[ЗАДАНИЯ]:
A – Переведите на английский язык предложение из фрагмента о русской литературе во Франции: «Эти литераторы польского происхождения сыграли значимую роль и в становлении репутации русской классики во Франции, и в формировании образа новейшей отечественной литературы на Западе».
B – Продолжите, пожалуйста, фрагмент о русской литературе во Франции после его последнего предложения.

[ФРАГМЕНТ ДОКУМЕНТА]:
= = = = = = =

В период бурного всплеска во Франции интереса к русской литературе именно франкоязычные литераторы польского происхождения особо активно выступали и как переводчики, и как критики, и как изощренные импресарио. Помогали в налаживании контактов между русскими писателями и ведущими французскими газетами, журналами («Mercure de France», «Journal des Débats», «Revue des Deux Mondes» и др.) и издательскими домами, в освоении парижской социокультурной и литературной среды. Они зачастую участвовали в применении новейших методов рекламы русской литературной продукции, в продвижении ее авторов на европейских книжных рынках, в разнообразных «имиджевых акциях» и «пиаровских ходах», содействовали в поисках выхода на наиболее влиятельных критиков и переводчиков «со связями» в европейском литературном истеблишменте.
Среди наиболее активных литературных деятелей такого рода и писатель-критик Станислав Ржевуский; и едва ли не главный переводчик на французский А. М. Горького и Л. Н. Андреева социалист Сергей Перский; и чрезвычайно плодовитый Илья Гальперин-Каминский, основатель газеты «Le Franco-Russe», знакомивший парижского читателя с образцами русской словесности, прежде всего с новейшими сочинениями Л. Н. Толстого, крайне предприимчивый человек с весьма сомнительной профессиональной репутацией при жизни, зато современной энциклопедией провозглашенный титулованным «принцем переводчиков» (его именем была названа ежегодная премия за лучший литературный перевод во Франции) [20, p. 158]. И российский дипломат польского происхождения граф М. Э. Прозор, эстет, переводчик и популяризатор Х. Ибсена и Д. С. Мережковского, выступавший во франкоязычной печати под именем Maurice Prozor. Наконец, к той же когорте принадлежал и главный герой нашей статьи, один из ведущих парижских критиков религиозно-символистской ориентации Теодор Стефан Выжевский, писавший под галлицизированным именем Теодора де Визева.
Эти литераторы польского происхождения сыграли значимую роль и в становлении репутации русской классики во Франции, и в формировании образа новейшей отечественной литературы на Западе. Целостное иллюстрирование этого тезиса потребовало бы представления обширной панорамы литературных фактов, не укладывающейся в рамки данной работы. Поэтому ограничимся лишь одним репрезентативным примером, демонстрирующим характерные закономерности подобного литературного посредничества на показательном материале, который одновременно воплощал собой и «классичное», и «новаторское». Речь пойдет о работе Выжевского с текстами «живого классика» — Л. Н. Толстого, которые при этом стали фактами остроактуального литературного процесса. Нас будут интересовать эпизоды 1898-1900 гг., связанные с выполненными Визева переводами на французский трактата «Что такое искусство?» и ро-
мана «Воскресение», публикация которого ознаменовала собой едва ли не ключевое событие парижской, да и европейской литературной жизни на самом изломе столетий.

= = = = = = =

[ИСХОДНЫЕ ЗАПИСИ]:
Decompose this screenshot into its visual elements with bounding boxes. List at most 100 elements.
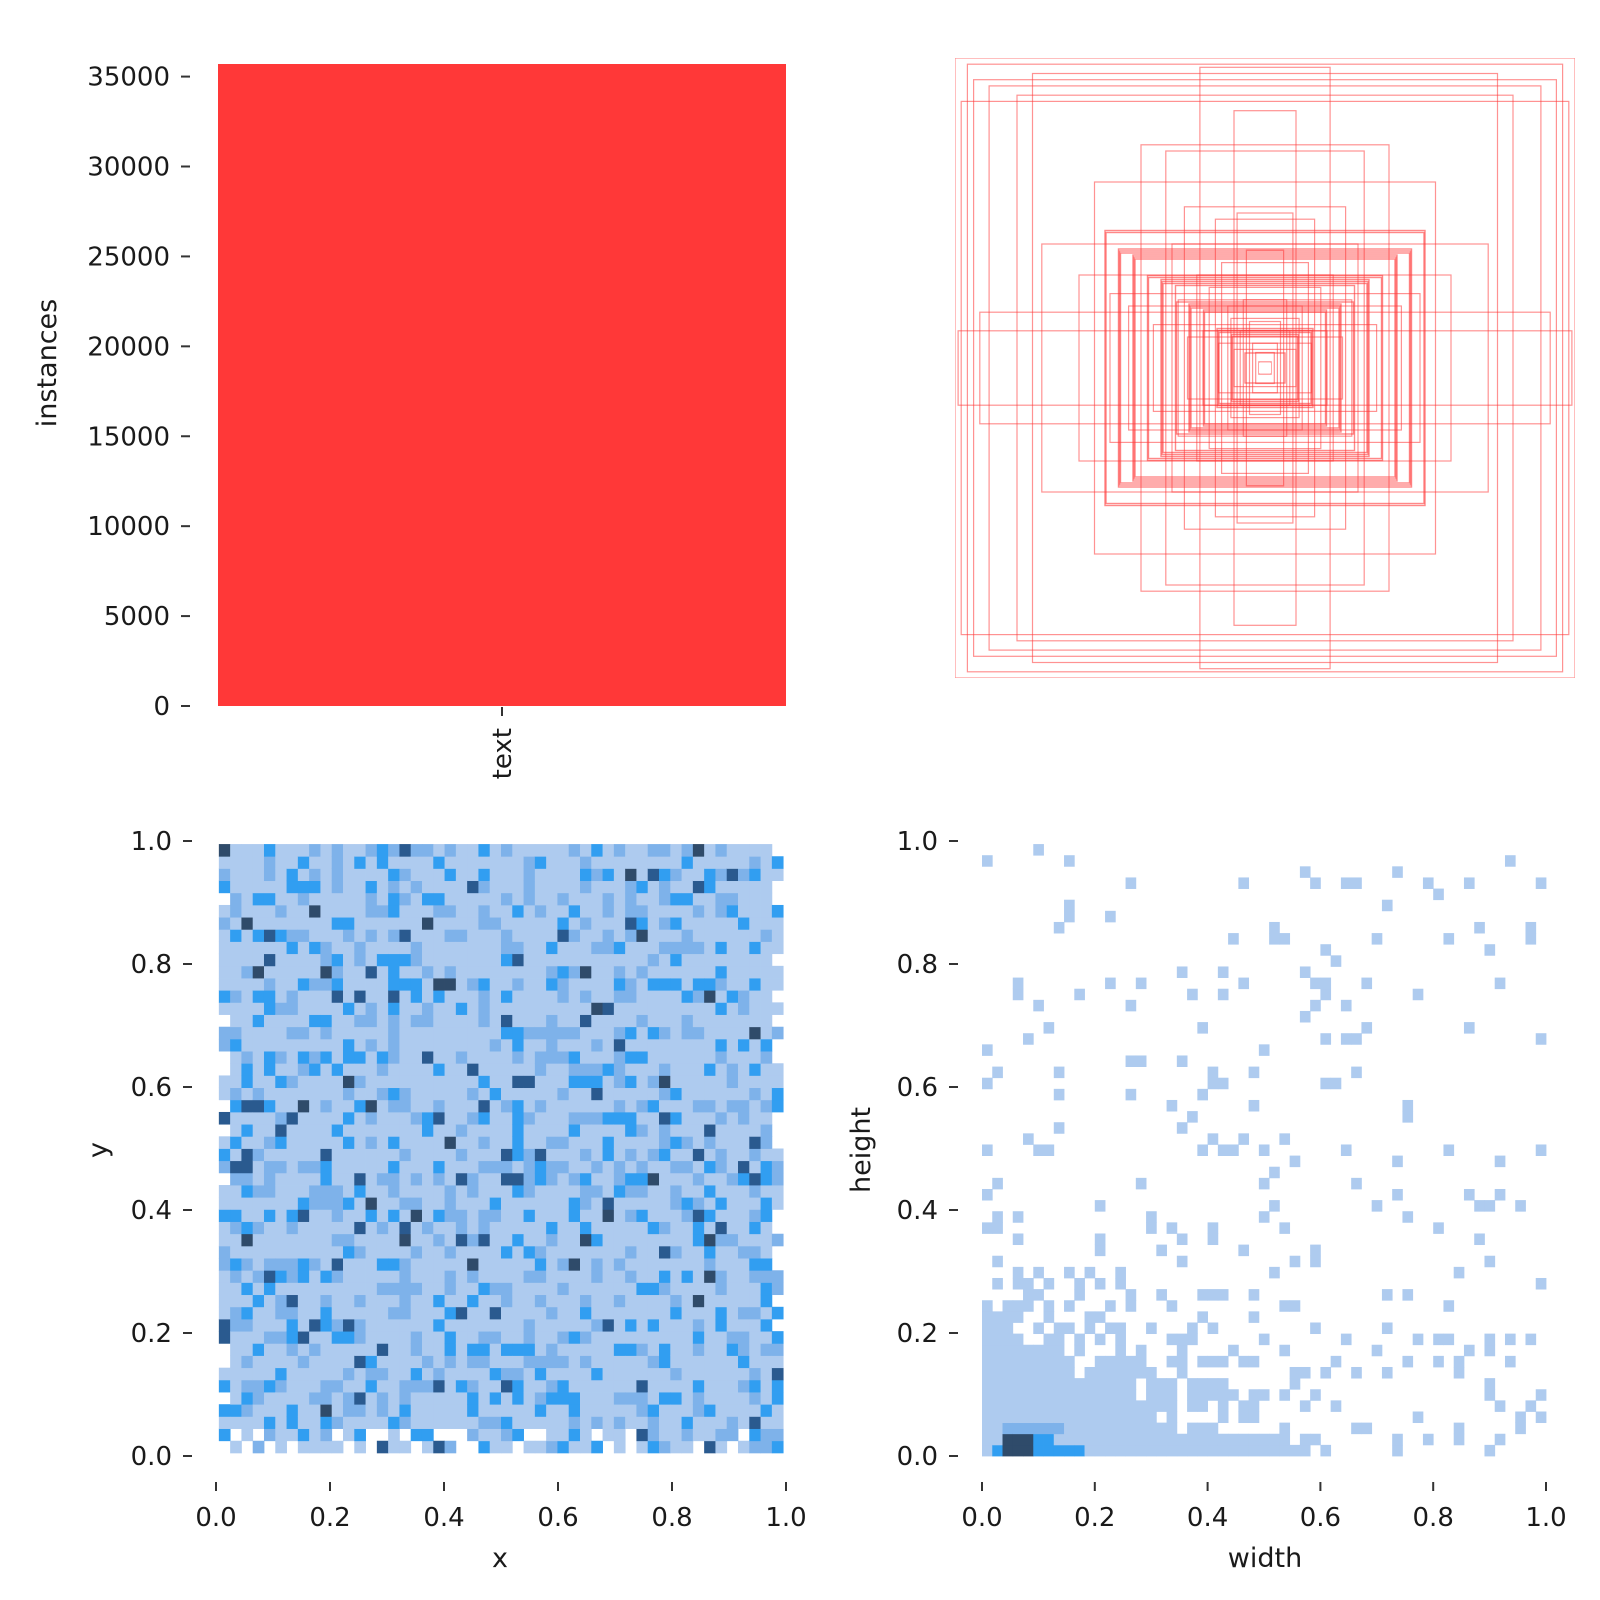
wh-heat-cell <box>1197 1433 1208 1446</box>
xy-heat-cell <box>218 1306 231 1320</box>
xy-heat-cell <box>670 1075 682 1089</box>
xy-heat-cell <box>602 1124 615 1137</box>
xy-heat-cell <box>365 1343 378 1356</box>
xy-heat-cell <box>489 965 502 979</box>
xy-heat-cell <box>241 1014 254 1028</box>
xy-heat-cell <box>444 1440 457 1454</box>
xy-heat-cell <box>331 1306 344 1320</box>
box-outline <box>1133 256 1397 480</box>
xy-heat-cell <box>309 856 321 869</box>
xy-heat-cell <box>388 1124 400 1137</box>
xy-heat-cell <box>388 1306 400 1320</box>
xy-heat-cell <box>444 1221 457 1235</box>
wh-heat-cell <box>1012 1277 1024 1290</box>
xy-heat-cell <box>455 1075 468 1089</box>
xy-heat-cell <box>659 1428 671 1442</box>
xy-heat-cell <box>738 1026 750 1040</box>
xy-heat-cell <box>433 1318 445 1332</box>
wh-heat-cell <box>1197 1389 1208 1401</box>
wh-heat-cell <box>1299 1444 1311 1457</box>
xy-heat-cell <box>275 1209 287 1222</box>
wh-heat-cell <box>1310 999 1321 1012</box>
xy-heat-cell <box>692 1270 705 1283</box>
xy-heat-cell <box>241 1172 254 1186</box>
xy-heat-cell <box>704 1404 716 1417</box>
xy-heat-cell <box>726 904 739 918</box>
xy-heat-cell <box>388 1318 400 1332</box>
xy-heat-cell <box>263 1038 276 1052</box>
xy-heat-cell <box>320 1014 333 1028</box>
xy-heat-cell <box>738 990 750 1003</box>
xy-heat-cell <box>263 1294 276 1308</box>
xy-heat-cell <box>501 880 513 894</box>
xy-heat-cell <box>421 1172 434 1186</box>
xy-heat-cell <box>613 1026 626 1040</box>
wh-heat-cell <box>1217 1433 1229 1446</box>
wh-heat-cell <box>1094 1233 1106 1246</box>
xy-heat-cell <box>670 904 682 918</box>
xy-heat-cell <box>365 1306 378 1320</box>
xy-heat-cell <box>512 1075 524 1089</box>
xy-heat-cell <box>286 917 299 930</box>
y-tick-label: 5000 <box>104 602 170 632</box>
xy-heat-cell <box>365 1051 378 1064</box>
xy-heat-cell <box>410 1099 423 1113</box>
wh-heat-cell <box>1269 1444 1280 1457</box>
xy-heat-cell <box>726 1026 739 1040</box>
xy-heat-cell <box>275 1294 287 1308</box>
xy-heat-cell <box>501 1038 513 1052</box>
xy-heat-cell <box>568 941 581 955</box>
xy-heat-cell <box>659 1087 671 1101</box>
xy-heat-cell <box>738 1136 750 1149</box>
xy-heat-cell <box>681 1063 694 1076</box>
xy-heat-cell <box>286 1270 299 1283</box>
xy-heat-cell <box>331 1063 344 1076</box>
xy-heat-cell <box>376 990 389 1003</box>
xy-heat-cell <box>342 1343 355 1356</box>
wh-heat-cell <box>1289 1366 1301 1379</box>
xy-heat-cell <box>286 1404 299 1417</box>
xy-heat-cell <box>444 1099 457 1113</box>
xy-heat-cell <box>602 892 615 906</box>
xy-heat-cell <box>263 1111 276 1125</box>
wh-heat-cell <box>1187 1400 1198 1412</box>
xy-heat-cell <box>241 929 254 942</box>
xy-heat-cell <box>760 1148 773 1162</box>
wh-heat-cell <box>1228 1444 1239 1457</box>
xy-heat-cell <box>478 1379 491 1393</box>
wh-heat-cell <box>1535 1411 1547 1424</box>
xy-heat-cell <box>760 1258 773 1271</box>
xy-heat-cell <box>478 965 491 979</box>
xy-heat-cell <box>546 1392 558 1405</box>
xy-heat-cell <box>557 1233 570 1247</box>
xy-heat-cell <box>433 953 445 967</box>
xy-heat-cell <box>218 990 231 1003</box>
xy-heat-cell <box>625 978 637 991</box>
xy-heat-cell <box>760 844 773 857</box>
wh-heat-cell <box>1238 1411 1250 1424</box>
wh-heat-cell <box>1299 1010 1311 1023</box>
xy-heat-cell <box>218 856 231 869</box>
xy-heat-cell <box>636 953 649 967</box>
xy-heat-cell <box>568 1051 581 1064</box>
xy-heat-cell <box>286 1294 299 1308</box>
xy-heat-cell <box>557 1318 570 1332</box>
wh-heat-cell <box>1535 1389 1547 1401</box>
xy-heat-cell <box>297 1367 310 1381</box>
xy-heat-cell <box>263 1331 276 1344</box>
xy-heat-cell <box>410 1416 423 1429</box>
xy-heat-cell <box>771 1416 784 1429</box>
xy-heat-cell <box>568 1258 581 1271</box>
xy-heat-cell <box>760 1440 773 1454</box>
xy-heat-cell <box>659 856 671 869</box>
xy-heat-cell <box>376 953 389 967</box>
xy-heat-cell <box>568 965 581 979</box>
y-tick-label: 0 <box>153 692 170 722</box>
wh-heat-cell <box>1351 1033 1362 1045</box>
wh-heat-cell <box>1330 955 1342 967</box>
xy-heat-cell <box>399 978 412 991</box>
wh-heat-cell <box>1269 1166 1280 1179</box>
xy-heat-cell <box>342 1258 355 1271</box>
xy-heat-cell <box>749 929 761 942</box>
xy-heat-cell <box>568 1172 581 1186</box>
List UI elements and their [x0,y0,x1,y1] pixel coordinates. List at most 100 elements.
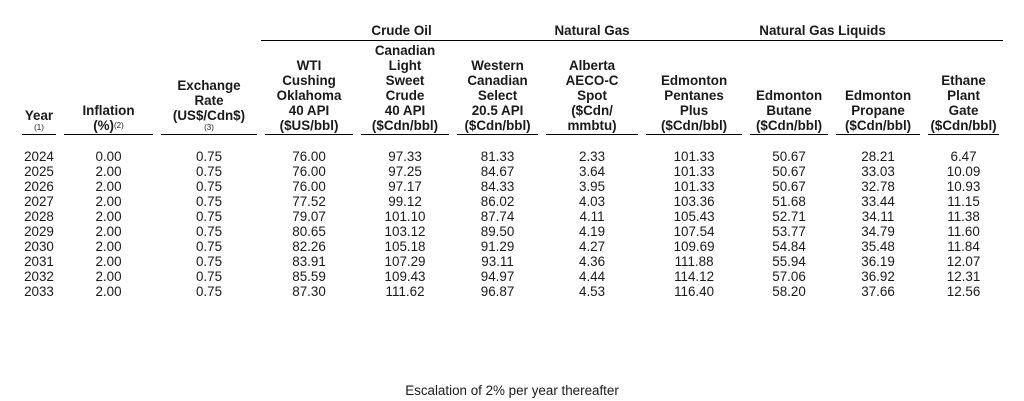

= = = = = = =

[ОТВЕТЫ К ЗАДАНИЯМ]:
A – These writers of Polish origin played a significant role both in establishing the reputation of Russian classics in France and in shaping the image of the latest Russian literature in the West.

B –
Когда Толстой принимал и при помощи своего окружения, прежде всего В. Г. Черткова, воплощал в жизнь в 1898-1899 гг. решение о практически одновременном издании «Воскресения» в оригинале на родине в журнале «Нива» и на Западе в переводах на французский, английский и немецкий языки, благодаря вмешательству сына писателя С. Л. Толстого предложение взять на себя перевод романа было сделано именно Визева. Этот выходец с Подолья к тому времени успел снискать себе крепкую и почтенную репутацию в парижских культурных кругах, пройдя к тому же характерный путь художественной и идейной эволюции.
Визева сыграл заметную роль в становлении эстетики французского символизма, с 1885 по 1888 г. будучи одним из ведущих сотрудников модернистских журналов «Revue Wagnérienne» (основал это издание вместе с Эдуаром Дюжарденом) и «Revue Indépendante» и завсегдатаем знаменитых «вторников» Стефана Малларме. При этом спектр его творческих интересов был впечатляюще широким. К исходу 1890-х родившийся в 1862-м Визева — автор автобиографического романа «Вальбер, или рассказы молодого человека» («Valbert, ou les Récits d'un jeune homme», 1893); работы «Социалистическое движение в Европе: люди и идеи»^«^ Mouvement socialiste en Europe, les hommes et les idées, 1892); ряда трудов о Ницше; достаточно длинного списка книг о классическом, современном и прикладном искусстве Франции, Германии, Фландрии, Голландии, Италии, Испании, Англии; критического трехтомника «Иностранные писатели» («Écrivains étrangers», 1896-1890), в который, среди прочего, вошли очерки о Н. В. Гоголе, И. А. Гончарове, И. С. Тургеневе и Л. Н. Толстом и который удостоился от Французской академии премии Марселена Герэна; перевода на французский — восторженно оцененного Анатолем Франсом — средневековой латинской «Золотой легенды» Иакова Ворагинского, а также сочинений Эмилии Бронте и Теодора Герцки; наконец, крупный музыковед, который, в частности, выпустил повлиявший на многих труд «Бетховен и Вагнер: историко-критический музыковедческий очерк» («Beethoven et Wagner, essai d'histoire et de critique musicales», 1898) и основал в Париже «Моцартов-ское общество» [6; 7; 10; 14; 15].
Еще на рубеже 1880-1890-х гг. Визева пережил, однако, мировоззренческий кризис: подверг ревизии модернистский эстетизм и декадентский субъективизм, порвал с былыми французскими сотоварищами на ниве «чистого искусства» - и стал правоверным католиком [15, p. 61-76]. Тогда же, почуяв выгодный для себя потенциал идейного перелома молодого литератора, его приглашает вести отдел иностранной литературы в авторитетнейший «Revue des Deux Mondes» Фердинанд Брюнетьер, видный литературный критик отчетливо традиционалистской, антимодернистской ориентации, только что ставший главным редактором этого ведущего консервативного журнала страны [15, p. 77]. Работа здесь окончательно разводит Визева с представителями кружковой модернистской культуры, но дает ему респектабельное имя и широкую известность.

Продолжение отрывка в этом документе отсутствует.